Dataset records
■ ■ ■ ■ ■
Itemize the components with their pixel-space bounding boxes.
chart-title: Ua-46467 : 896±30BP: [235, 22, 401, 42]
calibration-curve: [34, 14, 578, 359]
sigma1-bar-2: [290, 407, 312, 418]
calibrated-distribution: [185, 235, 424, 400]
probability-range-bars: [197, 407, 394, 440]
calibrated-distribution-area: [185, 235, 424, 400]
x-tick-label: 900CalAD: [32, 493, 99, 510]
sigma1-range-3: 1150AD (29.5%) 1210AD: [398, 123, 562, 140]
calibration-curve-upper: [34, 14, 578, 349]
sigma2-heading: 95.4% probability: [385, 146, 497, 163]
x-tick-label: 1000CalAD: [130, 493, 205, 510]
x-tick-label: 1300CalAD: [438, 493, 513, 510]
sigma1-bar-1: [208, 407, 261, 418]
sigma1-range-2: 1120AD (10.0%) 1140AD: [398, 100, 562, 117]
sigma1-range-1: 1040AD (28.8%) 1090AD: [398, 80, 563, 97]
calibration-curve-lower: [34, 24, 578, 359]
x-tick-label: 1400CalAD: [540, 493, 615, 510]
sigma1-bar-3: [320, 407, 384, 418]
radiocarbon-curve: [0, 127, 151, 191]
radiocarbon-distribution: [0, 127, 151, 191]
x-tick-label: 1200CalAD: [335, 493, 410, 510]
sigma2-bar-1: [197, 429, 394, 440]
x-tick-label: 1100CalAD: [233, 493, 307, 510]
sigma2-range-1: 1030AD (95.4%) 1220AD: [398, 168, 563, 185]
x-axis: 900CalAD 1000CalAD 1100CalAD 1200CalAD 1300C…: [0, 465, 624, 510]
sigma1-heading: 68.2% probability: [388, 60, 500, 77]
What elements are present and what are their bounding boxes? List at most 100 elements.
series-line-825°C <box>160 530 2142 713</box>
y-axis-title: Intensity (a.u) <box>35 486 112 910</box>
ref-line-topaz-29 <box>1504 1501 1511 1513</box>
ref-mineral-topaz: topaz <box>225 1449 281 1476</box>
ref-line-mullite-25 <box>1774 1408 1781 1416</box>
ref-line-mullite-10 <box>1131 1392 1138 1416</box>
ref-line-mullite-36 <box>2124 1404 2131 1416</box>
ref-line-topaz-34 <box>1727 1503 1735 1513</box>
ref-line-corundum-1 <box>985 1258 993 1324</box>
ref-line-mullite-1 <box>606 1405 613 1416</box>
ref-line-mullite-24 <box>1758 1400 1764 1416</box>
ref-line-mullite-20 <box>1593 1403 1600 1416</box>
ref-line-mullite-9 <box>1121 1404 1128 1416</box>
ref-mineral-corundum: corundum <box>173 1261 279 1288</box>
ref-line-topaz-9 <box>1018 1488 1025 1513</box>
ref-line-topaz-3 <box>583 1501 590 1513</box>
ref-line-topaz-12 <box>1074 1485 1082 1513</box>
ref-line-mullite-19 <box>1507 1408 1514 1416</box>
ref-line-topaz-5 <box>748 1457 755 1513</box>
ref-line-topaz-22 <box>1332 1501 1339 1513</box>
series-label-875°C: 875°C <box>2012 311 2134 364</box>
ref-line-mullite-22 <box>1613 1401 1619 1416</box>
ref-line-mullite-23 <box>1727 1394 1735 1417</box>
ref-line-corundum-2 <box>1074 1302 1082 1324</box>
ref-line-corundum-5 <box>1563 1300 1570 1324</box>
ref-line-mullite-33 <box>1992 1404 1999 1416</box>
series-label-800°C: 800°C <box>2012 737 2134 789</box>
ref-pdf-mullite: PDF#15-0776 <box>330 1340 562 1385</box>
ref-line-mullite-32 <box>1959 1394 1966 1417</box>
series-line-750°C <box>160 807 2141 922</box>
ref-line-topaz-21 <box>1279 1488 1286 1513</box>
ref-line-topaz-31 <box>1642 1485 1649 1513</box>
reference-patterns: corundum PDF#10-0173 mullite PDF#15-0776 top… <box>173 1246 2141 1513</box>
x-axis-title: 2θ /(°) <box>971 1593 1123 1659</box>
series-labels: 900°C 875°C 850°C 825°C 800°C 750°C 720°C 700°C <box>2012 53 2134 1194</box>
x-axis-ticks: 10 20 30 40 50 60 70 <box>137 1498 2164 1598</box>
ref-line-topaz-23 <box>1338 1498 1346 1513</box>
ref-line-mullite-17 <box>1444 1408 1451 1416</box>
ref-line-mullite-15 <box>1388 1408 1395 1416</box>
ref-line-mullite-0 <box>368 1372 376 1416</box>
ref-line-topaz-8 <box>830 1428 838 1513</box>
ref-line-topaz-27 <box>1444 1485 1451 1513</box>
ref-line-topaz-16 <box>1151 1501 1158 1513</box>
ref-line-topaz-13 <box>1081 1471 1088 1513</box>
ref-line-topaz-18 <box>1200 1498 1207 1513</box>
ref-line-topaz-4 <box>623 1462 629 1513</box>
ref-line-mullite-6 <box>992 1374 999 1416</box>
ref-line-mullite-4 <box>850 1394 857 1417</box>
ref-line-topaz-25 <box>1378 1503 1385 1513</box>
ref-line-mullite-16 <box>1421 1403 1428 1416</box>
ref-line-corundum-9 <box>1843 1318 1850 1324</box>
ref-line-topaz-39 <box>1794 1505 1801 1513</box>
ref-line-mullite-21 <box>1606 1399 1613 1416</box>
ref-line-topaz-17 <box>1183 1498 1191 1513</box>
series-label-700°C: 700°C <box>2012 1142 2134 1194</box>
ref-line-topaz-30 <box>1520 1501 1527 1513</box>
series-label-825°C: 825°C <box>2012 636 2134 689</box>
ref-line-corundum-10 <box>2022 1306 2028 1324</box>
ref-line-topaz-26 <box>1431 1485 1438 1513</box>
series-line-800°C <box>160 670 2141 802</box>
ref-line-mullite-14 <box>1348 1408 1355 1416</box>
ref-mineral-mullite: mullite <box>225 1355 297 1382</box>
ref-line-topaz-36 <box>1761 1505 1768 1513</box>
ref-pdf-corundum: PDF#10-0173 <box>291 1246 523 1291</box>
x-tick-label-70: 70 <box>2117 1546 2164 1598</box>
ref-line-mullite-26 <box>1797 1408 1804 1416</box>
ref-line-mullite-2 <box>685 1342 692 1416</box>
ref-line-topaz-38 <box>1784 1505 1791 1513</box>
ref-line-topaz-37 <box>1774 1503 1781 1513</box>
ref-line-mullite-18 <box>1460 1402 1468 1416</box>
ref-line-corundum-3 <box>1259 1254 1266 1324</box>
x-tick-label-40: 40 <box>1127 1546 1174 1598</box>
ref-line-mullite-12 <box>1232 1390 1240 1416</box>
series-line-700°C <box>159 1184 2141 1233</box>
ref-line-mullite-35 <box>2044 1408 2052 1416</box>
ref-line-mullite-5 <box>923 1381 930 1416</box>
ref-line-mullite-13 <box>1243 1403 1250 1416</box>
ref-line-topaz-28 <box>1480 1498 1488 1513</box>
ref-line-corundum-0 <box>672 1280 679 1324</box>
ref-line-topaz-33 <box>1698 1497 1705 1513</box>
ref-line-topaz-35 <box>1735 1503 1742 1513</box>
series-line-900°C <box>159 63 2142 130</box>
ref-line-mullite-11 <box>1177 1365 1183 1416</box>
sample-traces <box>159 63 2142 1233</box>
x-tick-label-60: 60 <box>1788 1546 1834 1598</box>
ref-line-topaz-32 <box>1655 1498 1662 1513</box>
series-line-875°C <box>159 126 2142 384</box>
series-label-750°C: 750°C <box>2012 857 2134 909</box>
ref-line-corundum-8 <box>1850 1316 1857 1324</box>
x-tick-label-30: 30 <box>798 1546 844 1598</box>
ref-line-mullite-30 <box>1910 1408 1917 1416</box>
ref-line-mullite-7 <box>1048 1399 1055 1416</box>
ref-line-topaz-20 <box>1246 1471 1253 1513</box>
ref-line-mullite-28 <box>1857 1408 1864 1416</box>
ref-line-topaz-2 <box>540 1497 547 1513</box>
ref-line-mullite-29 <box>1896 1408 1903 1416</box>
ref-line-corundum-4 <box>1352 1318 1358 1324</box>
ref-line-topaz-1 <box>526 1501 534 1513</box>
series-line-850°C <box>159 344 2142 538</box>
■ ■ ■ ■ ■
» GOAL
Arrange the dataset records as a numbered list, starting at the first line and ending at the line that contains "ref-line-topaz-5 <box>748 1457 755 1513</box>", both included, with any blank lines left out.

» EXERCISE OUTPUT
1. Itemize the components with their pixel-space bounding boxes.
2. chart-title: Ua-46467 : 896±30BP: [235, 22, 401, 42]
3. calibration-curve: [34, 14, 578, 359]
4. sigma1-bar-2: [290, 407, 312, 418]
5. calibrated-distribution: [185, 235, 424, 400]
6. probability-range-bars: [197, 407, 394, 440]
7. calibrated-distribution-area: [185, 235, 424, 400]
8. x-tick-label: 900CalAD: [32, 493, 99, 510]
9. sigma1-range-3: 1150AD (29.5%) 1210AD: [398, 123, 562, 140]
10. calibration-curve-upper: [34, 14, 578, 349]
11. sigma2-heading: 95.4% probability: [385, 146, 497, 163]
12. x-tick-label: 1000CalAD: [130, 493, 205, 510]
13. x-tick-label: 1300CalAD: [438, 493, 513, 510]
14. sigma1-bar-1: [208, 407, 261, 418]
15. sigma1-range-2: 1120AD (10.0%) 1140AD: [398, 100, 562, 117]
16. sigma1-range-1: 1040AD (28.8%) 1090AD: [398, 80, 563, 97]
17. calibration-curve-lower: [34, 24, 578, 359]
18. x-tick-label: 1400CalAD: [540, 493, 615, 510]
19. sigma1-bar-3: [320, 407, 384, 418]
20. radiocarbon-curve: [0, 127, 151, 191]
21. radiocarbon-distribution: [0, 127, 151, 191]
22. x-tick-label: 1200CalAD: [335, 493, 410, 510]
23. sigma2-bar-1: [197, 429, 394, 440]
24. x-tick-label: 1100CalAD: [233, 493, 307, 510]
25. sigma2-range-1: 1030AD (95.4%) 1220AD: [398, 168, 563, 185]
26. x-axis: 900CalAD 1000CalAD 1100CalAD 1200CalAD 1300C…: [0, 465, 624, 510]
27. sigma1-heading: 68.2% probability: [388, 60, 500, 77]
28. What elements are present and what are their bounding boxes? List at most 100 elements.
29. series-line-825°C <box>160 530 2142 713</box>
30. y-axis-title: Intensity (a.u) <box>35 486 112 910</box>
31. ref-line-topaz-29 <box>1504 1501 1511 1513</box>
32. ref-mineral-topaz: topaz <box>225 1449 281 1476</box>
33. ref-line-mullite-25 <box>1774 1408 1781 1416</box>
34. ref-line-mullite-10 <box>1131 1392 1138 1416</box>
35. ref-line-mullite-36 <box>2124 1404 2131 1416</box>
36. ref-line-topaz-34 <box>1727 1503 1735 1513</box>
37. ref-line-corundum-1 <box>985 1258 993 1324</box>
38. ref-line-mullite-1 <box>606 1405 613 1416</box>
39. ref-line-mullite-24 <box>1758 1400 1764 1416</box>
40. ref-line-mullite-20 <box>1593 1403 1600 1416</box>
41. ref-line-mullite-9 <box>1121 1404 1128 1416</box>
42. ref-mineral-corundum: corundum <box>173 1261 279 1288</box>
43. ref-line-topaz-9 <box>1018 1488 1025 1513</box>
44. ref-line-topaz-3 <box>583 1501 590 1513</box>
45. ref-line-topaz-12 <box>1074 1485 1082 1513</box>
46. ref-line-mullite-19 <box>1507 1408 1514 1416</box>
47. ref-line-topaz-5 <box>748 1457 755 1513</box>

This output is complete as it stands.